Dataset items:
______

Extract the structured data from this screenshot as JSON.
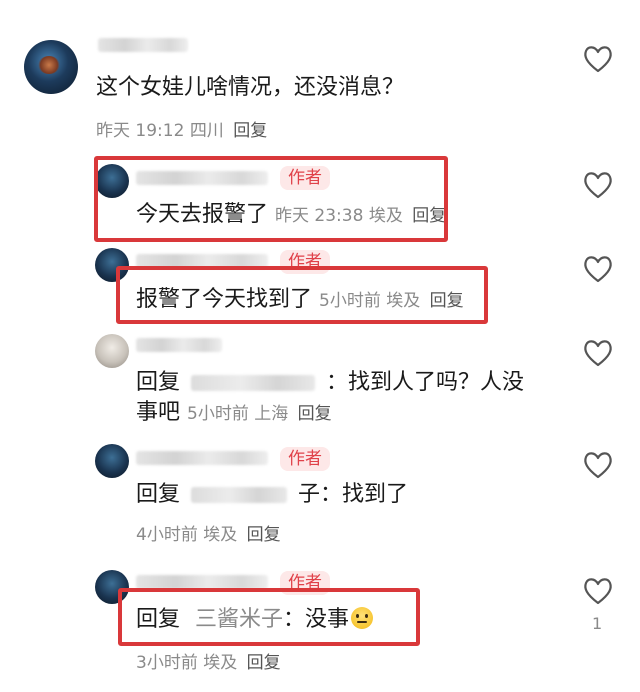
{
  "comments": [
    {
      "text": "这个女娃儿啥情况，还没消息？",
      "time": "昨天 19:12",
      "location": "四川",
      "reply_label": "回复"
    },
    {
      "author_tag": "作者",
      "text": "今天去报警了",
      "time": "昨天 23:38",
      "location": "埃及",
      "reply_label": "回复"
    },
    {
      "author_tag": "作者",
      "text": "报警了今天找到了",
      "time": "5小时前",
      "location": "埃及",
      "reply_label": "回复"
    },
    {
      "reply_prefix": "回复",
      "text_suffix": "：找到人了吗？人没",
      "text_line2": "事吧",
      "time": "5小时前",
      "location": "上海",
      "reply_label": "回复"
    },
    {
      "author_tag": "作者",
      "reply_prefix": "回复",
      "text_suffix": "子：找到了",
      "time": "4小时前",
      "location": "埃及",
      "reply_label": "回复"
    },
    {
      "author_tag": "作者",
      "reply_prefix": "回复",
      "reply_target": "三酱米子",
      "text_suffix": "：没事",
      "time": "3小时前",
      "location": "埃及",
      "reply_label": "回复",
      "like_count": "1"
    }
  ]
}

______

DIRECTIONS: Take the records above and transcribe them exactly, dropping every picture.

ANSWER FOR THIS EXERCISE:
Extract the structured data from this screenshot as JSON.
{
  "comments": [
    {
      "text": "这个女娃儿啥情况，还没消息？",
      "time": "昨天 19:12",
      "location": "四川",
      "reply_label": "回复"
    },
    {
      "author_tag": "作者",
      "text": "今天去报警了",
      "time": "昨天 23:38",
      "location": "埃及",
      "reply_label": "回复"
    },
    {
      "author_tag": "作者",
      "text": "报警了今天找到了",
      "time": "5小时前",
      "location": "埃及",
      "reply_label": "回复"
    },
    {
      "reply_prefix": "回复",
      "text_suffix": "：找到人了吗？人没",
      "text_line2": "事吧",
      "time": "5小时前",
      "location": "上海",
      "reply_label": "回复"
    },
    {
      "author_tag": "作者",
      "reply_prefix": "回复",
      "text_suffix": "子：找到了",
      "time": "4小时前",
      "location": "埃及",
      "reply_label": "回复"
    },
    {
      "author_tag": "作者",
      "reply_prefix": "回复",
      "reply_target": "三酱米子",
      "text_suffix": "：没事",
      "time": "3小时前",
      "location": "埃及",
      "reply_label": "回复",
      "like_count": "1"
    }
  ]
}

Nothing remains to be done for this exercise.